= Data listing =
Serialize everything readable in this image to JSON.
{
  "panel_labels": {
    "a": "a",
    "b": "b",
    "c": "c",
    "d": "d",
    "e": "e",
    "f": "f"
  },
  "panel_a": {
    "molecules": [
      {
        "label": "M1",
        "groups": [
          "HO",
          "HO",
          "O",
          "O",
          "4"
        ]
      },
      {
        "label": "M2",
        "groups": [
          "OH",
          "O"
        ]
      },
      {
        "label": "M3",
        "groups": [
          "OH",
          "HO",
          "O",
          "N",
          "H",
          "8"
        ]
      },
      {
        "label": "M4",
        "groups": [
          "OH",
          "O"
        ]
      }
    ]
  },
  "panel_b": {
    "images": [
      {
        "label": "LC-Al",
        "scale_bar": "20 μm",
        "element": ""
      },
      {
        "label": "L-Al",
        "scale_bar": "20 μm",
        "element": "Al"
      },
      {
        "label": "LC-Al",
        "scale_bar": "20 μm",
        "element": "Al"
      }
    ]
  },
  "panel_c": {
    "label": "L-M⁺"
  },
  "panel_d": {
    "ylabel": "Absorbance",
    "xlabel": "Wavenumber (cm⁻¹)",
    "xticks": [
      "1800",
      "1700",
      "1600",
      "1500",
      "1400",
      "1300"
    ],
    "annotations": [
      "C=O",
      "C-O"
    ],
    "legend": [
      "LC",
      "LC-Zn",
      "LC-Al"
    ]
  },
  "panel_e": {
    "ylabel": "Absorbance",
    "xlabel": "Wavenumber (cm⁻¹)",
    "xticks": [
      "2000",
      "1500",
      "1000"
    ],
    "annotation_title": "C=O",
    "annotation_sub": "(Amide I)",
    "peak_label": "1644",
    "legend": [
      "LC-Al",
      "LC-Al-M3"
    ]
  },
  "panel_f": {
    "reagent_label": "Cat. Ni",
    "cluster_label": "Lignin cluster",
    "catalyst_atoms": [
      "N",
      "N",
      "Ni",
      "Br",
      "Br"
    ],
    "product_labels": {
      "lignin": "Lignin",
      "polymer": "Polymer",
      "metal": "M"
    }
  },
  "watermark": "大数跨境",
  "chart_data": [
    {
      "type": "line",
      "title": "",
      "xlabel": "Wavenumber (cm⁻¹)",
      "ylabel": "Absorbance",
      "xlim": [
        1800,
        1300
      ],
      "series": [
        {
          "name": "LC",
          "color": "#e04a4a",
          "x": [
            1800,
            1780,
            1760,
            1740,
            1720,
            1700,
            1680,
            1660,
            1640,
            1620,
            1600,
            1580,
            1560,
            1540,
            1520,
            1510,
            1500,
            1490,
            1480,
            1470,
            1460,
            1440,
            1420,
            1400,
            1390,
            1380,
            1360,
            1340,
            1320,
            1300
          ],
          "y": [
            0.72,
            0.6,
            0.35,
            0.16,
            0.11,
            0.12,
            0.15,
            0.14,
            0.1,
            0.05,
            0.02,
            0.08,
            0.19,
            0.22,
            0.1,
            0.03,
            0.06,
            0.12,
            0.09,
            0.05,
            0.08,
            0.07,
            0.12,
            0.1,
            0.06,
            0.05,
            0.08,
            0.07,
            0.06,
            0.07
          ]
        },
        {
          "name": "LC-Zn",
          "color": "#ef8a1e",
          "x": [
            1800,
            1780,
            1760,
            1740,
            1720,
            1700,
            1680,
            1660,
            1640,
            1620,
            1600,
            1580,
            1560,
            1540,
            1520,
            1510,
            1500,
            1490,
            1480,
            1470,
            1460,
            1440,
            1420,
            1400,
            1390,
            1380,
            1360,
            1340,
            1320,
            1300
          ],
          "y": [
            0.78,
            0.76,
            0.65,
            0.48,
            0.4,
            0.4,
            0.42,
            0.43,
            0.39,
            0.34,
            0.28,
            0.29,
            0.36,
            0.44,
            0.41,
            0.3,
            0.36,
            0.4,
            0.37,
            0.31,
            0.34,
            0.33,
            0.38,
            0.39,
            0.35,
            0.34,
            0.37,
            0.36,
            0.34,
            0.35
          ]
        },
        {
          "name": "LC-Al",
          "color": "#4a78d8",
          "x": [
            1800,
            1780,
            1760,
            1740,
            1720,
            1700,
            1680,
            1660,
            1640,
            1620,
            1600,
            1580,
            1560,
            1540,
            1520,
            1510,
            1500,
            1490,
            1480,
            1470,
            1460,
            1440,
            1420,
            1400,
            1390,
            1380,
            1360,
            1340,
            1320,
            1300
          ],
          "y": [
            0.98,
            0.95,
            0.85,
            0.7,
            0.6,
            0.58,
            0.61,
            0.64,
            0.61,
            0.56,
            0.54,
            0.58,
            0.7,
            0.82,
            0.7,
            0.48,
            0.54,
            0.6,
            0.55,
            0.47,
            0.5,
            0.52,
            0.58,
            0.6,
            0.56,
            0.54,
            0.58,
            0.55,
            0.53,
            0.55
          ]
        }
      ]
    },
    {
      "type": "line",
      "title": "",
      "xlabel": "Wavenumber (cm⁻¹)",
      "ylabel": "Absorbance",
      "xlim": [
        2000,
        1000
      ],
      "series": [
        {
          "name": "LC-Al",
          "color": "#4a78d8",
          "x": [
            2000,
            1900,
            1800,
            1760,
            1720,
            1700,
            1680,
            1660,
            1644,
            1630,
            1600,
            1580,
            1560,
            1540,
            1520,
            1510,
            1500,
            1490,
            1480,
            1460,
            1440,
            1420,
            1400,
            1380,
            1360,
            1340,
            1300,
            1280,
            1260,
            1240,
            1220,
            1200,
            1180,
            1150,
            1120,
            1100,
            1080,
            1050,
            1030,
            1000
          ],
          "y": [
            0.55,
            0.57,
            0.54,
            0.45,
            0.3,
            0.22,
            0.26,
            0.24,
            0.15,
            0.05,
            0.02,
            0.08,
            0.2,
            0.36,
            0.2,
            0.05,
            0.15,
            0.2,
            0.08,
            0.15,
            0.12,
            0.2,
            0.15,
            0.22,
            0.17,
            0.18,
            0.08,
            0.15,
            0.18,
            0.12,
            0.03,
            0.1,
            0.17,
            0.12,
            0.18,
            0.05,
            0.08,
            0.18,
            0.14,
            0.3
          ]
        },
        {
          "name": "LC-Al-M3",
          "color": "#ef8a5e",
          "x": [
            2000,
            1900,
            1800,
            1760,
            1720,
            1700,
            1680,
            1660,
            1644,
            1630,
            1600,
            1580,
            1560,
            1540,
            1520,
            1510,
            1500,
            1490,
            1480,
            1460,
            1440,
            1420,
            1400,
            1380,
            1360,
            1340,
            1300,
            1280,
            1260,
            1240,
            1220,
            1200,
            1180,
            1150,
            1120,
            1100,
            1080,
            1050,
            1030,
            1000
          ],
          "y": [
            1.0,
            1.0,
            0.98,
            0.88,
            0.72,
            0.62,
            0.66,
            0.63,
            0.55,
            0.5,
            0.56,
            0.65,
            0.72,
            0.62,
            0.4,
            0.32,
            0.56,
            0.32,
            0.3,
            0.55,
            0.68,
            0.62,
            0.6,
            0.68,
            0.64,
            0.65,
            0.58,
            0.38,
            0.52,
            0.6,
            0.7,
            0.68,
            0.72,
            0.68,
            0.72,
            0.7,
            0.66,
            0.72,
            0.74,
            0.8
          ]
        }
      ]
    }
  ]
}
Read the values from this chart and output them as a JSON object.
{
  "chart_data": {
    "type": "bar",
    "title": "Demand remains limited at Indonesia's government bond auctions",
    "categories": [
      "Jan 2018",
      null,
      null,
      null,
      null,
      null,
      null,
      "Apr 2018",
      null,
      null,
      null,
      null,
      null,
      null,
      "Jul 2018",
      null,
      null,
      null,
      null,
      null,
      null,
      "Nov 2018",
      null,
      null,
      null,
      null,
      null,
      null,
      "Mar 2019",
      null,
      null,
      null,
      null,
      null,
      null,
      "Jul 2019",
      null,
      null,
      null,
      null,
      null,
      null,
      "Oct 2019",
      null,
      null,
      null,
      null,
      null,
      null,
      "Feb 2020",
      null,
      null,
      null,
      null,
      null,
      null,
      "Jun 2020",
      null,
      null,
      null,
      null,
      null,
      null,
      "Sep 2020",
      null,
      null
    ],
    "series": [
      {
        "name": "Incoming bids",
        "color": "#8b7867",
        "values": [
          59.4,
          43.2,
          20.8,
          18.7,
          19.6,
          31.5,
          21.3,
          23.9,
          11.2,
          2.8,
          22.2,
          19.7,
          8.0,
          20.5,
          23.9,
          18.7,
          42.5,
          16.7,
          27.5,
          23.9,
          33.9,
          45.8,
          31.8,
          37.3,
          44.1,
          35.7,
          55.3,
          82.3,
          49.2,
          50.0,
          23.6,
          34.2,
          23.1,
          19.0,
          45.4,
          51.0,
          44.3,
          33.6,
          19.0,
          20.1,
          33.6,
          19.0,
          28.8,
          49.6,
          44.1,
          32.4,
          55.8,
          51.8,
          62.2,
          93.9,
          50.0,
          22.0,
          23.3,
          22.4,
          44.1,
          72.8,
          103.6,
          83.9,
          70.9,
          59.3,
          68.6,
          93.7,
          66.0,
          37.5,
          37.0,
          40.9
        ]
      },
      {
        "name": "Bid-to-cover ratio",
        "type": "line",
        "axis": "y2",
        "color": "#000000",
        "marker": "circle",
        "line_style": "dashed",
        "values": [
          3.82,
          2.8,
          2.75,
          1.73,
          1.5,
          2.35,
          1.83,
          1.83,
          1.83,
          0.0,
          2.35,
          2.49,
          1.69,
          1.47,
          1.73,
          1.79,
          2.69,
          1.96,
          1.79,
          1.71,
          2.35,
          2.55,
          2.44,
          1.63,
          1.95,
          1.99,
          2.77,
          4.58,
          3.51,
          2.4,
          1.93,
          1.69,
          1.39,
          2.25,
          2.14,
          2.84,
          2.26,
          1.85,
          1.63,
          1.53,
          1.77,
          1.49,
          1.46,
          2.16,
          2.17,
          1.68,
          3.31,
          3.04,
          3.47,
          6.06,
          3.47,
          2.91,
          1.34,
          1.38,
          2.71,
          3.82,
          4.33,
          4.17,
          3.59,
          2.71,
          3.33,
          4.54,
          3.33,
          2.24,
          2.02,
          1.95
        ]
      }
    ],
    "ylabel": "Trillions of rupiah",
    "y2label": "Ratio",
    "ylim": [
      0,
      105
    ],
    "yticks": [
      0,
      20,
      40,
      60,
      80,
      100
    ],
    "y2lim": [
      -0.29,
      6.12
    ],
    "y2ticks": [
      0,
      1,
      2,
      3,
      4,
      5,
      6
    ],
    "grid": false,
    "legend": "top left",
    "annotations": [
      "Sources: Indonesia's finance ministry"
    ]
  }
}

= Problem to solve =
Look through the entries above and report each line where the string "name" occurs.

= Full solution =
          "name": "LC",
          "name": "LC-Zn",
          "name": "LC-Al",
          "name": "LC-Al",
          "name": "LC-Al-M3",
        "name": "Incoming bids",
        "name": "Bid-to-cover ratio",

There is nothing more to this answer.